Problem details: Pull out all lines from the listing below in which the word "label" appears.

Entries:
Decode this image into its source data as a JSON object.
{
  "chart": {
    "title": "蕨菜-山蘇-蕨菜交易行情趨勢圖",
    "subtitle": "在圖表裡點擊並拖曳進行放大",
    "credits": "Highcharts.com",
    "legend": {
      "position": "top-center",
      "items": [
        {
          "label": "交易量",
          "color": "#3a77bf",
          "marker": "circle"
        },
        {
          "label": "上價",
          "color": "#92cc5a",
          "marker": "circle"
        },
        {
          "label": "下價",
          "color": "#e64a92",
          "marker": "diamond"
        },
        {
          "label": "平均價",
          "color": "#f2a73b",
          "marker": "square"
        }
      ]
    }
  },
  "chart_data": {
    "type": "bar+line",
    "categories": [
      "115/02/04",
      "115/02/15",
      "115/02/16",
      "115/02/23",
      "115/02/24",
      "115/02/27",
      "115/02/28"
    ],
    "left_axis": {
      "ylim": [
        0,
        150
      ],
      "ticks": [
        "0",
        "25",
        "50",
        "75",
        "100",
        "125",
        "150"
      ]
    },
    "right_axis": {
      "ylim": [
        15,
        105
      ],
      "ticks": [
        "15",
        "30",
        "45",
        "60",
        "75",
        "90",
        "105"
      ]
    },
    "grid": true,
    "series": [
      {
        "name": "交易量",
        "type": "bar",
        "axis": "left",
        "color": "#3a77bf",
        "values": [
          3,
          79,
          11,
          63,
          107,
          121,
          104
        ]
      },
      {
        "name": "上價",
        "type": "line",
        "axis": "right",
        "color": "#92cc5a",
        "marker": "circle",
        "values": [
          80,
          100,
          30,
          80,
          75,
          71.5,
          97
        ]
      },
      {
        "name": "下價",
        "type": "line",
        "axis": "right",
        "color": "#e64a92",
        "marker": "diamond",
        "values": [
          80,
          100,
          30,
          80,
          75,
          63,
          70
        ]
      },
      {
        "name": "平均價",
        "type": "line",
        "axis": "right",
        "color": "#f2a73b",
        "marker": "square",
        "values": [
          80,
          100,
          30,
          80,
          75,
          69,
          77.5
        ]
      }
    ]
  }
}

Response to this exercise:
          "label": "交易量",
          "label": "上價",
          "label": "下價",
          "label": "平均價",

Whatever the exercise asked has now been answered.